→ Given exercise
Using the entries below, return word for word the lines from the one containing "Convert this screenshot" up to and including the last.

+---+

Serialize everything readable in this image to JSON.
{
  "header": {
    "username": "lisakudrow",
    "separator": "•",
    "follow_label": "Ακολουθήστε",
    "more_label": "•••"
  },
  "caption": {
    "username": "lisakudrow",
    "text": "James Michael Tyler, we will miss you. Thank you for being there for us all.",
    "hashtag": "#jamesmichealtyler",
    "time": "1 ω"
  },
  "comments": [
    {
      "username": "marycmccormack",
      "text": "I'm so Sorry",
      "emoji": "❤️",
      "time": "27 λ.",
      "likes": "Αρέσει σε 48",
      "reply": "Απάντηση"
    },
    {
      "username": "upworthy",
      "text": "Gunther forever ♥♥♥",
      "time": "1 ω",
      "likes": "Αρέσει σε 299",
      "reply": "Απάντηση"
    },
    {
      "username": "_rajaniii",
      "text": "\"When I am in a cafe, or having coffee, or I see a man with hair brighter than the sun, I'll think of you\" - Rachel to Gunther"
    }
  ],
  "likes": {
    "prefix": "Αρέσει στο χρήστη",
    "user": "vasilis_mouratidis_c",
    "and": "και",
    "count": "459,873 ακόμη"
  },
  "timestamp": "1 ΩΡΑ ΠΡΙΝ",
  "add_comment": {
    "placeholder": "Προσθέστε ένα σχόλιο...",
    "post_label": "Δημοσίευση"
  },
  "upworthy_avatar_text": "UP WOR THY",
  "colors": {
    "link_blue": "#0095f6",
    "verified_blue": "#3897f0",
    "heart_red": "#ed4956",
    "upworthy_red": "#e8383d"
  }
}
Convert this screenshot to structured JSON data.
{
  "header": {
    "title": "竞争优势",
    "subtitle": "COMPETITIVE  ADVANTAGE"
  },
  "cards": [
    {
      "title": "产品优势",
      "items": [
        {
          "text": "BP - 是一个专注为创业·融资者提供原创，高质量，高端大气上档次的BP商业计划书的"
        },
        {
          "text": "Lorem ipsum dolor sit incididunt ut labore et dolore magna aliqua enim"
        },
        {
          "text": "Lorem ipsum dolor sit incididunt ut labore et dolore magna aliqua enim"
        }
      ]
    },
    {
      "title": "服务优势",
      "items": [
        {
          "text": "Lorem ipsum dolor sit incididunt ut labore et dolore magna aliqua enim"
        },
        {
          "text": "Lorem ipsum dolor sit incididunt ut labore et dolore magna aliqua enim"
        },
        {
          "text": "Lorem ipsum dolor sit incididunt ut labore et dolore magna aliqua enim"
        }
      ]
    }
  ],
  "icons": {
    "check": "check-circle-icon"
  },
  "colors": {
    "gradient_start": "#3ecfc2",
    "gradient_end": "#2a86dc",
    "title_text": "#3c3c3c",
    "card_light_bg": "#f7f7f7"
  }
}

+---+

→ Exercise response
Convert this screenshot to structured JSON data.
{
  "header": {
    "title": "竞争优势",
    "subtitle": "COMPETITIVE  ADVANTAGE"
  },
  "cards": [
    {
      "title": "产品优势",
      "items": [
        {
          "text": "BP - 是一个专注为创业·融资者提供原创，高质量，高端大气上档次的BP商业计划书的"
        },
        {
          "text": "Lorem ipsum dolor sit incididunt ut labore et dolore magna aliqua enim"
        },
        {
          "text": "Lorem ipsum dolor sit incididunt ut labore et dolore magna aliqua enim"
        }
      ]
    },
    {
      "title": "服务优势",
      "items": [
        {
          "text": "Lorem ipsum dolor sit incididunt ut labore et dolore magna aliqua enim"
        },
        {
          "text": "Lorem ipsum dolor sit incididunt ut labore et dolore magna aliqua enim"
        },
        {
          "text": "Lorem ipsum dolor sit incididunt ut labore et dolore magna aliqua enim"
        }
      ]
    }
  ],
  "icons": {
    "check": "check-circle-icon"
  },
  "colors": {
    "gradient_start": "#3ecfc2",
    "gradient_end": "#2a86dc",
    "title_text": "#3c3c3c",
    "card_light_bg": "#f7f7f7"
  }
}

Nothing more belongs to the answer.